* **Job**
Would you transcribe all of the data exactly, down to the last character?

* **Material for the task**
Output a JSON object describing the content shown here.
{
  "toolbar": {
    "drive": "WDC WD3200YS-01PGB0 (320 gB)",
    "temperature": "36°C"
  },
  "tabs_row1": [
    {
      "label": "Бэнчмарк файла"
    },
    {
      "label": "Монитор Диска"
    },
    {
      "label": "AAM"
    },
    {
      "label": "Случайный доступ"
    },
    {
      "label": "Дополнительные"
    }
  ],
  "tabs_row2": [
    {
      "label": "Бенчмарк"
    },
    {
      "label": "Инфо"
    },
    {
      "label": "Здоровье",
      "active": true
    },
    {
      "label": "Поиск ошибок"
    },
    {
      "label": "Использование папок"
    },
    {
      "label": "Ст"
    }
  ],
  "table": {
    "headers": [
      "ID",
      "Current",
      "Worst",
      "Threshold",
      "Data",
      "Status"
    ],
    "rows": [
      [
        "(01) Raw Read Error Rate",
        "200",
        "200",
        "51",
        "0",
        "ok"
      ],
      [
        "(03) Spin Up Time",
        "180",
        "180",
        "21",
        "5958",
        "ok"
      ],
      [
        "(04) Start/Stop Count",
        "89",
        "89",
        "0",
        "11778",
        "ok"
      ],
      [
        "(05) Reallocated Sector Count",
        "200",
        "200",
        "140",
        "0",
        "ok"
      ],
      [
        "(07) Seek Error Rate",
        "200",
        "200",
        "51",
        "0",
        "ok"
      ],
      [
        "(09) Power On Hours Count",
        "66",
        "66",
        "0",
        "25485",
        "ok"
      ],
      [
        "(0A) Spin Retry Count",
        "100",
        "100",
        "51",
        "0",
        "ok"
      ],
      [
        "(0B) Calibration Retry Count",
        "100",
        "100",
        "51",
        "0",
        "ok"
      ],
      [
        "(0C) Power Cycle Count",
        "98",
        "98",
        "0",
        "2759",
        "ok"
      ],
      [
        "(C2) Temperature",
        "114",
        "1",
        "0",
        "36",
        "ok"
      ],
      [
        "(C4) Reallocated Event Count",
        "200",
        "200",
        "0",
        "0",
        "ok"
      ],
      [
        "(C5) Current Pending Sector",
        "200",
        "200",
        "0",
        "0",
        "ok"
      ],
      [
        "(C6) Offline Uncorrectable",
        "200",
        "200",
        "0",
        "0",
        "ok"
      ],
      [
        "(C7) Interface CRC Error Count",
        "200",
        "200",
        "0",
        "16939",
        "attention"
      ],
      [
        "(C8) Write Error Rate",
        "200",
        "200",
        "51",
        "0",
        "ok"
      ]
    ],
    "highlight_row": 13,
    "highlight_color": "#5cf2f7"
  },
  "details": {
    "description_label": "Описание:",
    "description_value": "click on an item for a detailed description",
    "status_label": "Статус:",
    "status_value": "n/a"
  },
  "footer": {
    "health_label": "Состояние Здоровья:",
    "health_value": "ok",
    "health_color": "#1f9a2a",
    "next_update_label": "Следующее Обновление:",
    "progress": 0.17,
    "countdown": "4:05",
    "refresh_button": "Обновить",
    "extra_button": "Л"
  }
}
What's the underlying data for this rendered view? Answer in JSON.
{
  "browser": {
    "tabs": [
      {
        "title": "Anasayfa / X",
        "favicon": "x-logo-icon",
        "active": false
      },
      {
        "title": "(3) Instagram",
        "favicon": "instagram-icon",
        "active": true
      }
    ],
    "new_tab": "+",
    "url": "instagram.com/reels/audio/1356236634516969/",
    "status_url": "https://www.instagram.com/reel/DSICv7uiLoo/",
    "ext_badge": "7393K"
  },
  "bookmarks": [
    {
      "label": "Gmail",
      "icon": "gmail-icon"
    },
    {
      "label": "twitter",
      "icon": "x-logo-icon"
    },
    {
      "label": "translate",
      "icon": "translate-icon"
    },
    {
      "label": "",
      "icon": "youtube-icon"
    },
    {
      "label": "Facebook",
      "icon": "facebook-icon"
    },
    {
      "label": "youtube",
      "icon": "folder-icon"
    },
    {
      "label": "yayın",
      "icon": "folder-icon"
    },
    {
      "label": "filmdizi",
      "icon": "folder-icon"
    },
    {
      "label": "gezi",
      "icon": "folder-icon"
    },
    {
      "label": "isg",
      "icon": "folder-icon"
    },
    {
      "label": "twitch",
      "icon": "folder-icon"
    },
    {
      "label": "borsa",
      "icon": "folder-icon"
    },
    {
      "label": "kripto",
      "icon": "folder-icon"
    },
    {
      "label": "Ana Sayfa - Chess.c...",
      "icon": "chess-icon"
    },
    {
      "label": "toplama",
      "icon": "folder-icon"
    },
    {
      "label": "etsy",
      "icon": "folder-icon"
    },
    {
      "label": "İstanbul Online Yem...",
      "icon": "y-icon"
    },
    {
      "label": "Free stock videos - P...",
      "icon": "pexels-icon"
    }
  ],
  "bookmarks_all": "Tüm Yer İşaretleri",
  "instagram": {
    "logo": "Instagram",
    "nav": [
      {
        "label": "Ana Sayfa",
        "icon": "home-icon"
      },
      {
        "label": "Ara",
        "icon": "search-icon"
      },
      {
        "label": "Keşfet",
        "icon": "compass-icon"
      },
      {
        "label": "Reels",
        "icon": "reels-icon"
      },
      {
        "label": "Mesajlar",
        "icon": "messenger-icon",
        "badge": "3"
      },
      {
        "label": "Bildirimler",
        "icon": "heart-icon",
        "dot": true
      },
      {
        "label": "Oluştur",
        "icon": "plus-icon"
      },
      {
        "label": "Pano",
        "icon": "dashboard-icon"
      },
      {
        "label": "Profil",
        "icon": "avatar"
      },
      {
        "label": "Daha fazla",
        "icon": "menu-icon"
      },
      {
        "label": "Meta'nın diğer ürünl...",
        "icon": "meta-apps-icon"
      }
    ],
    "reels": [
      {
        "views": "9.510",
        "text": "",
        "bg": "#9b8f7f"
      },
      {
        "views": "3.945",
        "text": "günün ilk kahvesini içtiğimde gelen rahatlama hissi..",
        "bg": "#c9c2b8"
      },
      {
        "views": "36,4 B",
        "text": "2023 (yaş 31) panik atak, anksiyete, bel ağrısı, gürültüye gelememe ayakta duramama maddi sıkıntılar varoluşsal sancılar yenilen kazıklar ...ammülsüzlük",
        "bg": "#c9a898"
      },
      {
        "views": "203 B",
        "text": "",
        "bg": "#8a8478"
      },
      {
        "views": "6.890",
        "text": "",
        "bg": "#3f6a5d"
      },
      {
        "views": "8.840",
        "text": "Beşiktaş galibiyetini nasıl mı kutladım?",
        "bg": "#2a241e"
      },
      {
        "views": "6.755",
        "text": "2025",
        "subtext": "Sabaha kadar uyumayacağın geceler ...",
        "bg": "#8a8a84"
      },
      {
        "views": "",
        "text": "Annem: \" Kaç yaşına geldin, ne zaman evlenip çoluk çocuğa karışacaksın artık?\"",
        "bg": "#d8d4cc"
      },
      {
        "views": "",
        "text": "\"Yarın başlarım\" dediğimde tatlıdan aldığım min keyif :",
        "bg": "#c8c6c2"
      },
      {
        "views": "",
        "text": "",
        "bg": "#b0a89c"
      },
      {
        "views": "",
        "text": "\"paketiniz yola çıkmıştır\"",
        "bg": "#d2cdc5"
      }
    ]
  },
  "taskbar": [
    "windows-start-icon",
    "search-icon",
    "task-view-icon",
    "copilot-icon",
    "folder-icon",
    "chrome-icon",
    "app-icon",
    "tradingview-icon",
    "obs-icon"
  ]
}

* **Written answer**
Output a JSON object describing the content shown here.
{
  "toolbar": {
    "drive": "WDC WD3200YS-01PGB0 (320 gB)",
    "temperature": "36°C"
  },
  "tabs_row1": [
    {
      "label": "Бэнчмарк файла"
    },
    {
      "label": "Монитор Диска"
    },
    {
      "label": "AAM"
    },
    {
      "label": "Случайный доступ"
    },
    {
      "label": "Дополнительные"
    }
  ],
  "tabs_row2": [
    {
      "label": "Бенчмарк"
    },
    {
      "label": "Инфо"
    },
    {
      "label": "Здоровье",
      "active": true
    },
    {
      "label": "Поиск ошибок"
    },
    {
      "label": "Использование папок"
    },
    {
      "label": "Ст"
    }
  ],
  "table": {
    "headers": [
      "ID",
      "Current",
      "Worst",
      "Threshold",
      "Data",
      "Status"
    ],
    "rows": [
      [
        "(01) Raw Read Error Rate",
        "200",
        "200",
        "51",
        "0",
        "ok"
      ],
      [
        "(03) Spin Up Time",
        "180",
        "180",
        "21",
        "5958",
        "ok"
      ],
      [
        "(04) Start/Stop Count",
        "89",
        "89",
        "0",
        "11778",
        "ok"
      ],
      [
        "(05) Reallocated Sector Count",
        "200",
        "200",
        "140",
        "0",
        "ok"
      ],
      [
        "(07) Seek Error Rate",
        "200",
        "200",
        "51",
        "0",
        "ok"
      ],
      [
        "(09) Power On Hours Count",
        "66",
        "66",
        "0",
        "25485",
        "ok"
      ],
      [
        "(0A) Spin Retry Count",
        "100",
        "100",
        "51",
        "0",
        "ok"
      ],
      [
        "(0B) Calibration Retry Count",
        "100",
        "100",
        "51",
        "0",
        "ok"
      ],
      [
        "(0C) Power Cycle Count",
        "98",
        "98",
        "0",
        "2759",
        "ok"
      ],
      [
        "(C2) Temperature",
        "114",
        "1",
        "0",
        "36",
        "ok"
      ],
      [
        "(C4) Reallocated Event Count",
        "200",
        "200",
        "0",
        "0",
        "ok"
      ],
      [
        "(C5) Current Pending Sector",
        "200",
        "200",
        "0",
        "0",
        "ok"
      ],
      [
        "(C6) Offline Uncorrectable",
        "200",
        "200",
        "0",
        "0",
        "ok"
      ],
      [
        "(C7) Interface CRC Error Count",
        "200",
        "200",
        "0",
        "16939",
        "attention"
      ],
      [
        "(C8) Write Error Rate",
        "200",
        "200",
        "51",
        "0",
        "ok"
      ]
    ],
    "highlight_row": 13,
    "highlight_color": "#5cf2f7"
  },
  "details": {
    "description_label": "Описание:",
    "description_value": "click on an item for a detailed description",
    "status_label": "Статус:",
    "status_value": "n/a"
  },
  "footer": {
    "health_label": "Состояние Здоровья:",
    "health_value": "ok",
    "health_color": "#1f9a2a",
    "next_update_label": "Следующее Обновление:",
    "progress": 0.17,
    "countdown": "4:05",
    "refresh_button": "Обновить",
    "extra_button": "Л"
  }
}
What's the underlying data for this rendered view? Answer in JSON.
{
  "browser": {
    "tabs": [
      {
        "title": "Anasayfa / X",
        "favicon": "x-logo-icon",
        "active": false
      },
      {
        "title": "(3) Instagram",
        "favicon": "instagram-icon",
        "active": true
      }
    ],
    "new_tab": "+",
    "url": "instagram.com/reels/audio/1356236634516969/",
    "status_url": "https://www.instagram.com/reel/DSICv7uiLoo/",
    "ext_badge": "7393K"
  },
  "bookmarks": [
    {
      "label": "Gmail",
      "icon": "gmail-icon"
    },
    {
      "label": "twitter",
      "icon": "x-logo-icon"
    },
    {
      "label": "translate",
      "icon": "translate-icon"
    },
    {
      "label": "",
      "icon": "youtube-icon"
    },
    {
      "label": "Facebook",
      "icon": "facebook-icon"
    },
    {
      "label": "youtube",
      "icon": "folder-icon"
    },
    {
      "label": "yayın",
      "icon": "folder-icon"
    },
    {
      "label": "filmdizi",
      "icon": "folder-icon"
    },
    {
      "label": "gezi",
      "icon": "folder-icon"
    },
    {
      "label": "isg",
      "icon": "folder-icon"
    },
    {
      "label": "twitch",
      "icon": "folder-icon"
    },
    {
      "label": "borsa",
      "icon": "folder-icon"
    },
    {
      "label": "kripto",
      "icon": "folder-icon"
    },
    {
      "label": "Ana Sayfa - Chess.c...",
      "icon": "chess-icon"
    },
    {
      "label": "toplama",
      "icon": "folder-icon"
    },
    {
      "label": "etsy",
      "icon": "folder-icon"
    },
    {
      "label": "İstanbul Online Yem...",
      "icon": "y-icon"
    },
    {
      "label": "Free stock videos - P...",
      "icon": "pexels-icon"
    }
  ],
  "bookmarks_all": "Tüm Yer İşaretleri",
  "instagram": {
    "logo": "Instagram",
    "nav": [
      {
        "label": "Ana Sayfa",
        "icon": "home-icon"
      },
      {
        "label": "Ara",
        "icon": "search-icon"
      },
      {
        "label": "Keşfet",
        "icon": "compass-icon"
      },
      {
        "label": "Reels",
        "icon": "reels-icon"
      },
      {
        "label": "Mesajlar",
        "icon": "messenger-icon",
        "badge": "3"
      },
      {
        "label": "Bildirimler",
        "icon": "heart-icon",
        "dot": true
      },
      {
        "label": "Oluştur",
        "icon": "plus-icon"
      },
      {
        "label": "Pano",
        "icon": "dashboard-icon"
      },
      {
        "label": "Profil",
        "icon": "avatar"
      },
      {
        "label": "Daha fazla",
        "icon": "menu-icon"
      },
      {
        "label": "Meta'nın diğer ürünl...",
        "icon": "meta-apps-icon"
      }
    ],
    "reels": [
      {
        "views": "9.510",
        "text": "",
        "bg": "#9b8f7f"
      },
      {
        "views": "3.945",
        "text": "günün ilk kahvesini içtiğimde gelen rahatlama hissi..",
        "bg": "#c9c2b8"
      },
      {
        "views": "36,4 B",
        "text": "2023 (yaş 31) panik atak, anksiyete, bel ağrısı, gürültüye gelememe ayakta duramama maddi sıkıntılar varoluşsal sancılar yenilen kazıklar ...ammülsüzlük",
        "bg": "#c9a898"
      },
      {
        "views": "203 B",
        "text": "",
        "bg": "#8a8478"
      },
      {
        "views": "6.890",
        "text": "",
        "bg": "#3f6a5d"
      },
      {
        "views": "8.840",
        "text": "Beşiktaş galibiyetini nasıl mı kutladım?",
        "bg": "#2a241e"
      },
      {
        "views": "6.755",
        "text": "2025",
        "subtext": "Sabaha kadar uyumayacağın geceler ...",
        "bg": "#8a8a84"
      },
      {
        "views": "",
        "text": "Annem: \" Kaç yaşına geldin, ne zaman evlenip çoluk çocuğa karışacaksın artık?\"",
        "bg": "#d8d4cc"
      },
      {
        "views": "",
        "text": "\"Yarın başlarım\" dediğimde tatlıdan aldığım min keyif :",
        "bg": "#c8c6c2"
      },
      {
        "views": "",
        "text": "",
        "bg": "#b0a89c"
      },
      {
        "views": "",
        "text": "\"paketiniz yola çıkmıştır\"",
        "bg": "#d2cdc5"
      }
    ]
  },
  "taskbar": [
    "windows-start-icon",
    "search-icon",
    "task-view-icon",
    "copilot-icon",
    "folder-icon",
    "chrome-icon",
    "app-icon",
    "tradingview-icon",
    "obs-icon"
  ]
}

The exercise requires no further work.